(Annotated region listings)
──────────────────────────────

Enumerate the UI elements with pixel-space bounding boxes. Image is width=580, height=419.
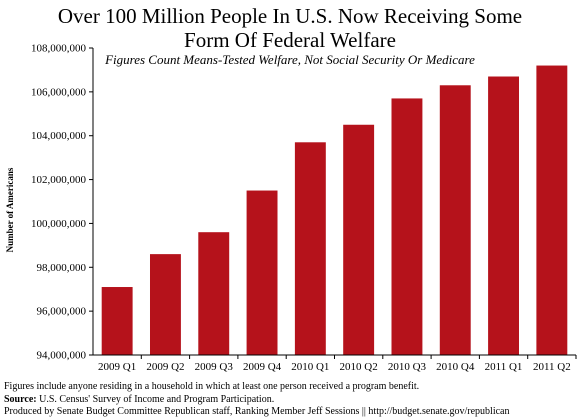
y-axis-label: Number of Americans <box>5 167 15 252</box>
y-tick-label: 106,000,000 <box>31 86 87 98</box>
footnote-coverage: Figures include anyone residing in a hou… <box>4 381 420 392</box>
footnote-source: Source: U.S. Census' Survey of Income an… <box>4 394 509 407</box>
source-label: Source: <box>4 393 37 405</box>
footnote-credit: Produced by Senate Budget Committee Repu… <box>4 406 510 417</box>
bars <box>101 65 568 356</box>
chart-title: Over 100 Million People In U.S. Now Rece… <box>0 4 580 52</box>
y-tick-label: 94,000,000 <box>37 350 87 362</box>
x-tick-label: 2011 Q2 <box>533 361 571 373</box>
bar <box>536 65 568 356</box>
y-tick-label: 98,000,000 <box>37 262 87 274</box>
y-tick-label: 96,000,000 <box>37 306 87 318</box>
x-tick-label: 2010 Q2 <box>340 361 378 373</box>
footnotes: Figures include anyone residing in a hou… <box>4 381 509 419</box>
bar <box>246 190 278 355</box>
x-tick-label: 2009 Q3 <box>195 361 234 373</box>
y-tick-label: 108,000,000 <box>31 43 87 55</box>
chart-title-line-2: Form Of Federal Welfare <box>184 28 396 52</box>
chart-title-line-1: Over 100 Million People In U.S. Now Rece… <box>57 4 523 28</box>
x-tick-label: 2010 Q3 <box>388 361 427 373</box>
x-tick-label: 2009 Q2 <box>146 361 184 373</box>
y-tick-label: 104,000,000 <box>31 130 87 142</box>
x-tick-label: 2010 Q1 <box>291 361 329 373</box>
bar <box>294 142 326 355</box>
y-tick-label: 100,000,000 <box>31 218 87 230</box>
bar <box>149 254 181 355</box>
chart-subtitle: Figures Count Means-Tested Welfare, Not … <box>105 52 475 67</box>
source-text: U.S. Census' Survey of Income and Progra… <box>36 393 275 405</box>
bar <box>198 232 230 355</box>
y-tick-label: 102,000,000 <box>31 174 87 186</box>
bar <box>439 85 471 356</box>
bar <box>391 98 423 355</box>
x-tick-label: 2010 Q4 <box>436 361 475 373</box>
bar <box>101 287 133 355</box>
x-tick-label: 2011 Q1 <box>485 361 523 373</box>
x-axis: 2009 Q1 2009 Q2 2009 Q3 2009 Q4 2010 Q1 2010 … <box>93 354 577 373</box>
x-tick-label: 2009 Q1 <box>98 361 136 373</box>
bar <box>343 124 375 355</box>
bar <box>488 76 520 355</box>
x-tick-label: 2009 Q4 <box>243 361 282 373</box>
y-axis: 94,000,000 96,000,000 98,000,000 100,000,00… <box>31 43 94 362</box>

──────────────────────────────

**WHAT IS ASKED**
Can you convert the material above into a JSON list of strings, one per line with blank lines left out, starting at the line containing "y-axis-label: Number of" and ending at the line containing "x-tick-label: 2010 Q2"?

**REPLY TO THE TASK**
[
  "y-axis-label: Number of Americans <box>5 167 15 252</box>",
  "y-tick-label: 106,000,000 <box>31 86 87 98</box>",
  "footnote-coverage: Figures include anyone residing in a hou… <box>4 381 420 392</box>",
  "footnote-source: Source: U.S. Census' Survey of Income an… <box>4 394 509 407</box>",
  "source-label: Source: <box>4 393 37 405</box>",
  "footnote-credit: Produced by Senate Budget Committee Repu… <box>4 406 510 417</box>",
  "bars <box>101 65 568 356</box>",
  "chart-title: Over 100 Million People In U.S. Now Rece… <box>0 4 580 52</box>",
  "y-tick-label: 94,000,000 <box>37 350 87 362</box>",
  "x-tick-label: 2011 Q2 <box>533 361 571 373</box>",
  "bar <box>536 65 568 356</box>",
  "y-tick-label: 98,000,000 <box>37 262 87 274</box>",
  "y-tick-label: 96,000,000 <box>37 306 87 318</box>",
  "x-tick-label: 2010 Q2 <box>340 361 378 373</box>"
]